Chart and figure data
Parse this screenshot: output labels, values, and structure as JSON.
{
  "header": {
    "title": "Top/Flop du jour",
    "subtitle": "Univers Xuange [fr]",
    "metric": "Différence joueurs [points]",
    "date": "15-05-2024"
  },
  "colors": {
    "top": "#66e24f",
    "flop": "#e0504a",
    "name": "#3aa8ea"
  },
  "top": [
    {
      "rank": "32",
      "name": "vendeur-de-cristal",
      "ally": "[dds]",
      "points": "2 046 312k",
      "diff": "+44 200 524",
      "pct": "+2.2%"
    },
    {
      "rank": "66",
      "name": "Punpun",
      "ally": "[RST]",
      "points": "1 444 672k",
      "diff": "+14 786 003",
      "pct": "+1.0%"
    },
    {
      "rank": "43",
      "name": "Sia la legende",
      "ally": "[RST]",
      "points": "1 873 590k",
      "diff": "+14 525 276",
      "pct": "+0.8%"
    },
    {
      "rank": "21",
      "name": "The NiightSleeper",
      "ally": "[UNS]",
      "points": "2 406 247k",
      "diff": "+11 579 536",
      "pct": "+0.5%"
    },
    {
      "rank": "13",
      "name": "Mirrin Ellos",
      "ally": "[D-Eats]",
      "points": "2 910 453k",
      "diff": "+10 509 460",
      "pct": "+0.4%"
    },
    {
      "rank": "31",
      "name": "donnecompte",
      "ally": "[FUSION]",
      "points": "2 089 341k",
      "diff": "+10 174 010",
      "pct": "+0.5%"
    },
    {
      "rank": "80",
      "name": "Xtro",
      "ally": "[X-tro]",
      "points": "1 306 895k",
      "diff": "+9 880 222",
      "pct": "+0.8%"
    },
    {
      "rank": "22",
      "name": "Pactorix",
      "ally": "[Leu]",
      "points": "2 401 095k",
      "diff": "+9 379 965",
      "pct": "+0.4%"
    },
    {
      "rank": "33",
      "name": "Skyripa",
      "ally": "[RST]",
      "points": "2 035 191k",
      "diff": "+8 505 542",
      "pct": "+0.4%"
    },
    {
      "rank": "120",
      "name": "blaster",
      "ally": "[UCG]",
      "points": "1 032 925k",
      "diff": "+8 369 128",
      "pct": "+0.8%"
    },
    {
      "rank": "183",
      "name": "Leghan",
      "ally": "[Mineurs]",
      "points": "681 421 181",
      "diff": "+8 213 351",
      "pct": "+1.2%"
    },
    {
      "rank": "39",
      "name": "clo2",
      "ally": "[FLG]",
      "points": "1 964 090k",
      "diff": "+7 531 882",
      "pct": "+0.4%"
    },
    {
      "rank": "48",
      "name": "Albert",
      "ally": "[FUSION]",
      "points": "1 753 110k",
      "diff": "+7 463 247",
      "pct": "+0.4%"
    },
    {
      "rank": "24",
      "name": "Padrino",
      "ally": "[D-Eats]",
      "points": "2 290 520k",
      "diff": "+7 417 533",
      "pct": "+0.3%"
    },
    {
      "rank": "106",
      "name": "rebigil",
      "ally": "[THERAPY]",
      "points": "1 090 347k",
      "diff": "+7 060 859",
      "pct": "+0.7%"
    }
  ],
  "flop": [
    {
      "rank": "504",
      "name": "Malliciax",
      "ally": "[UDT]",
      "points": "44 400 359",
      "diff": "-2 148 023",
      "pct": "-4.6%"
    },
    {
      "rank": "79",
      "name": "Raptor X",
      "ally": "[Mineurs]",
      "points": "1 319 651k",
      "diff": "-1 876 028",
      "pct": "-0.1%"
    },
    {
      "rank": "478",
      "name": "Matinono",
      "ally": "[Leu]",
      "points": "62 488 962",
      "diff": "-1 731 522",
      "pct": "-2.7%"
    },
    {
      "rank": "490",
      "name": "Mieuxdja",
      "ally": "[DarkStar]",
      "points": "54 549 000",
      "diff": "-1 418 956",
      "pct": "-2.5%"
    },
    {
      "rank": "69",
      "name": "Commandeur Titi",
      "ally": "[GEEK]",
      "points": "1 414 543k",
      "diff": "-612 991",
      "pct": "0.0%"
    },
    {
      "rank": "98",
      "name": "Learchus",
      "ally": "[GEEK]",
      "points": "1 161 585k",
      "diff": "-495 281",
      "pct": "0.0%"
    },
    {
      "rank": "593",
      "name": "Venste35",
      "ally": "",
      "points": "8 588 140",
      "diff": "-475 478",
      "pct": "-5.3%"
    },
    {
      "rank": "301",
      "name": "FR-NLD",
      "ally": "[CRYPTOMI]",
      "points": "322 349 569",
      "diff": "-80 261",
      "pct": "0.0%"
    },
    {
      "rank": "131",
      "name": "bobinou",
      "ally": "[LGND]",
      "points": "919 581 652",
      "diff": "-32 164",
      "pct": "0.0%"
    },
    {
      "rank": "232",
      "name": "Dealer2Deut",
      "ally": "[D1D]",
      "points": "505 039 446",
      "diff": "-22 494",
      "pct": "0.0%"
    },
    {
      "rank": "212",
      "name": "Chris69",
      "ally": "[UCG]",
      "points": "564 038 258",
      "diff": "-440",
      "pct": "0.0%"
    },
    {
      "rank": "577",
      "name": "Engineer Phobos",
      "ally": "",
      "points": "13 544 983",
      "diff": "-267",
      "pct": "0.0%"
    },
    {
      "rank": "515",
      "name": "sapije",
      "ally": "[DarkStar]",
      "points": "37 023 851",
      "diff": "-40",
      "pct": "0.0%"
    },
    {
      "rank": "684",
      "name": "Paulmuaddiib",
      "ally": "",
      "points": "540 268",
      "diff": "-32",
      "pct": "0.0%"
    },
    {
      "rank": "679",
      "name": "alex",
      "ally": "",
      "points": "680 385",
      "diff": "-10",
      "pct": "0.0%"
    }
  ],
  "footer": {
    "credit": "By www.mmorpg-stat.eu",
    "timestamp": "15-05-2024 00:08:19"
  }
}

SET TASK:
Set down all of the records shown above once more, exactly.

REPLY TO THE EXERCISE:
Parse this screenshot: output labels, values, and structure as JSON.
{
  "header": {
    "title": "Top/Flop du jour",
    "subtitle": "Univers Xuange [fr]",
    "metric": "Différence joueurs [points]",
    "date": "15-05-2024"
  },
  "colors": {
    "top": "#66e24f",
    "flop": "#e0504a",
    "name": "#3aa8ea"
  },
  "top": [
    {
      "rank": "32",
      "name": "vendeur-de-cristal",
      "ally": "[dds]",
      "points": "2 046 312k",
      "diff": "+44 200 524",
      "pct": "+2.2%"
    },
    {
      "rank": "66",
      "name": "Punpun",
      "ally": "[RST]",
      "points": "1 444 672k",
      "diff": "+14 786 003",
      "pct": "+1.0%"
    },
    {
      "rank": "43",
      "name": "Sia la legende",
      "ally": "[RST]",
      "points": "1 873 590k",
      "diff": "+14 525 276",
      "pct": "+0.8%"
    },
    {
      "rank": "21",
      "name": "The NiightSleeper",
      "ally": "[UNS]",
      "points": "2 406 247k",
      "diff": "+11 579 536",
      "pct": "+0.5%"
    },
    {
      "rank": "13",
      "name": "Mirrin Ellos",
      "ally": "[D-Eats]",
      "points": "2 910 453k",
      "diff": "+10 509 460",
      "pct": "+0.4%"
    },
    {
      "rank": "31",
      "name": "donnecompte",
      "ally": "[FUSION]",
      "points": "2 089 341k",
      "diff": "+10 174 010",
      "pct": "+0.5%"
    },
    {
      "rank": "80",
      "name": "Xtro",
      "ally": "[X-tro]",
      "points": "1 306 895k",
      "diff": "+9 880 222",
      "pct": "+0.8%"
    },
    {
      "rank": "22",
      "name": "Pactorix",
      "ally": "[Leu]",
      "points": "2 401 095k",
      "diff": "+9 379 965",
      "pct": "+0.4%"
    },
    {
      "rank": "33",
      "name": "Skyripa",
      "ally": "[RST]",
      "points": "2 035 191k",
      "diff": "+8 505 542",
      "pct": "+0.4%"
    },
    {
      "rank": "120",
      "name": "blaster",
      "ally": "[UCG]",
      "points": "1 032 925k",
      "diff": "+8 369 128",
      "pct": "+0.8%"
    },
    {
      "rank": "183",
      "name": "Leghan",
      "ally": "[Mineurs]",
      "points": "681 421 181",
      "diff": "+8 213 351",
      "pct": "+1.2%"
    },
    {
      "rank": "39",
      "name": "clo2",
      "ally": "[FLG]",
      "points": "1 964 090k",
      "diff": "+7 531 882",
      "pct": "+0.4%"
    },
    {
      "rank": "48",
      "name": "Albert",
      "ally": "[FUSION]",
      "points": "1 753 110k",
      "diff": "+7 463 247",
      "pct": "+0.4%"
    },
    {
      "rank": "24",
      "name": "Padrino",
      "ally": "[D-Eats]",
      "points": "2 290 520k",
      "diff": "+7 417 533",
      "pct": "+0.3%"
    },
    {
      "rank": "106",
      "name": "rebigil",
      "ally": "[THERAPY]",
      "points": "1 090 347k",
      "diff": "+7 060 859",
      "pct": "+0.7%"
    }
  ],
  "flop": [
    {
      "rank": "504",
      "name": "Malliciax",
      "ally": "[UDT]",
      "points": "44 400 359",
      "diff": "-2 148 023",
      "pct": "-4.6%"
    },
    {
      "rank": "79",
      "name": "Raptor X",
      "ally": "[Mineurs]",
      "points": "1 319 651k",
      "diff": "-1 876 028",
      "pct": "-0.1%"
    },
    {
      "rank": "478",
      "name": "Matinono",
      "ally": "[Leu]",
      "points": "62 488 962",
      "diff": "-1 731 522",
      "pct": "-2.7%"
    },
    {
      "rank": "490",
      "name": "Mieuxdja",
      "ally": "[DarkStar]",
      "points": "54 549 000",
      "diff": "-1 418 956",
      "pct": "-2.5%"
    },
    {
      "rank": "69",
      "name": "Commandeur Titi",
      "ally": "[GEEK]",
      "points": "1 414 543k",
      "diff": "-612 991",
      "pct": "0.0%"
    },
    {
      "rank": "98",
      "name": "Learchus",
      "ally": "[GEEK]",
      "points": "1 161 585k",
      "diff": "-495 281",
      "pct": "0.0%"
    },
    {
      "rank": "593",
      "name": "Venste35",
      "ally": "",
      "points": "8 588 140",
      "diff": "-475 478",
      "pct": "-5.3%"
    },
    {
      "rank": "301",
      "name": "FR-NLD",
      "ally": "[CRYPTOMI]",
      "points": "322 349 569",
      "diff": "-80 261",
      "pct": "0.0%"
    },
    {
      "rank": "131",
      "name": "bobinou",
      "ally": "[LGND]",
      "points": "919 581 652",
      "diff": "-32 164",
      "pct": "0.0%"
    },
    {
      "rank": "232",
      "name": "Dealer2Deut",
      "ally": "[D1D]",
      "points": "505 039 446",
      "diff": "-22 494",
      "pct": "0.0%"
    },
    {
      "rank": "212",
      "name": "Chris69",
      "ally": "[UCG]",
      "points": "564 038 258",
      "diff": "-440",
      "pct": "0.0%"
    },
    {
      "rank": "577",
      "name": "Engineer Phobos",
      "ally": "",
      "points": "13 544 983",
      "diff": "-267",
      "pct": "0.0%"
    },
    {
      "rank": "515",
      "name": "sapije",
      "ally": "[DarkStar]",
      "points": "37 023 851",
      "diff": "-40",
      "pct": "0.0%"
    },
    {
      "rank": "684",
      "name": "Paulmuaddiib",
      "ally": "",
      "points": "540 268",
      "diff": "-32",
      "pct": "0.0%"
    },
    {
      "rank": "679",
      "name": "alex",
      "ally": "",
      "points": "680 385",
      "diff": "-10",
      "pct": "0.0%"
    }
  ],
  "footer": {
    "credit": "By www.mmorpg-stat.eu",
    "timestamp": "15-05-2024 00:08:19"
  }
}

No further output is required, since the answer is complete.